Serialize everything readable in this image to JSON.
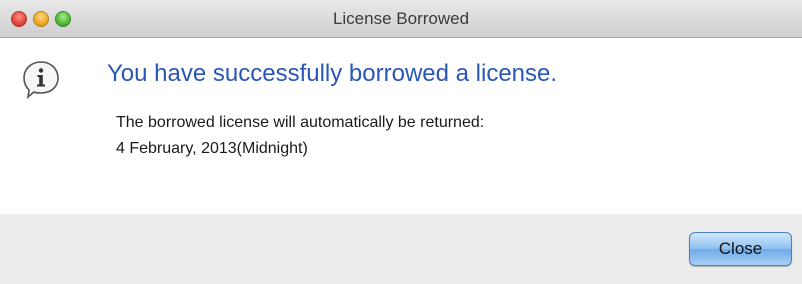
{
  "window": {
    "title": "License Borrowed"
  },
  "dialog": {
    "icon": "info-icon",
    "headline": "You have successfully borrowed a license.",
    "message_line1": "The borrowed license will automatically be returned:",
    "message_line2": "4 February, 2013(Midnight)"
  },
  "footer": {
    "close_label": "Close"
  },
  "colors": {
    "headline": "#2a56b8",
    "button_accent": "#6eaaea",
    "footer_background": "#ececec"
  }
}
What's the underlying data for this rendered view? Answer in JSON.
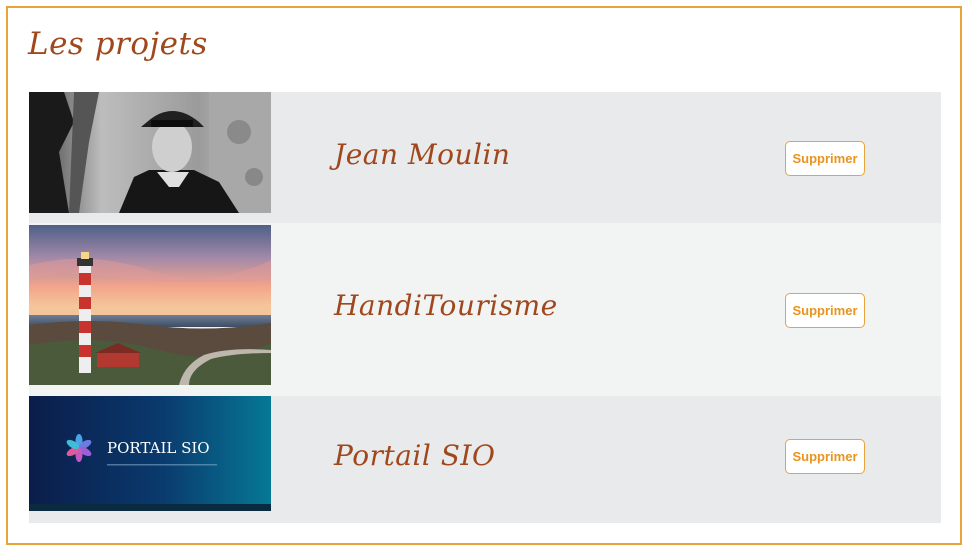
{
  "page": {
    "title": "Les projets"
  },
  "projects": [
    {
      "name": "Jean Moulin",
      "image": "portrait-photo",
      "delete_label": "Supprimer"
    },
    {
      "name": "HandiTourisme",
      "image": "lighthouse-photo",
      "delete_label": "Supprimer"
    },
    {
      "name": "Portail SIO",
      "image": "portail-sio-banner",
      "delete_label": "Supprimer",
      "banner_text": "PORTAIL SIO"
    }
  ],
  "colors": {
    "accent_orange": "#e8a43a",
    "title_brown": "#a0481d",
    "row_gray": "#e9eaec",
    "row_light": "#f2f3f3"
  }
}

• WRITTEN REQUEST:
Retype each line of the listing above word for word. Exclude the pictures.

• THE RESULT:
Serialize everything readable in this image to JSON.
{
  "window": {
    "title": "License Borrowed"
  },
  "dialog": {
    "icon": "info-icon",
    "headline": "You have successfully borrowed a license.",
    "message_line1": "The borrowed license will automatically be returned:",
    "message_line2": "4 February, 2013(Midnight)"
  },
  "footer": {
    "close_label": "Close"
  },
  "colors": {
    "headline": "#2a56b8",
    "button_accent": "#6eaaea",
    "footer_background": "#ececec"
  }
}
What's the underlying data for this rendered view? Answer in JSON.
{
  "page": {
    "title": "Les projets"
  },
  "projects": [
    {
      "name": "Jean Moulin",
      "image": "portrait-photo",
      "delete_label": "Supprimer"
    },
    {
      "name": "HandiTourisme",
      "image": "lighthouse-photo",
      "delete_label": "Supprimer"
    },
    {
      "name": "Portail SIO",
      "image": "portail-sio-banner",
      "delete_label": "Supprimer",
      "banner_text": "PORTAIL SIO"
    }
  ],
  "colors": {
    "accent_orange": "#e8a43a",
    "title_brown": "#a0481d",
    "row_gray": "#e9eaec",
    "row_light": "#f2f3f3"
  }
}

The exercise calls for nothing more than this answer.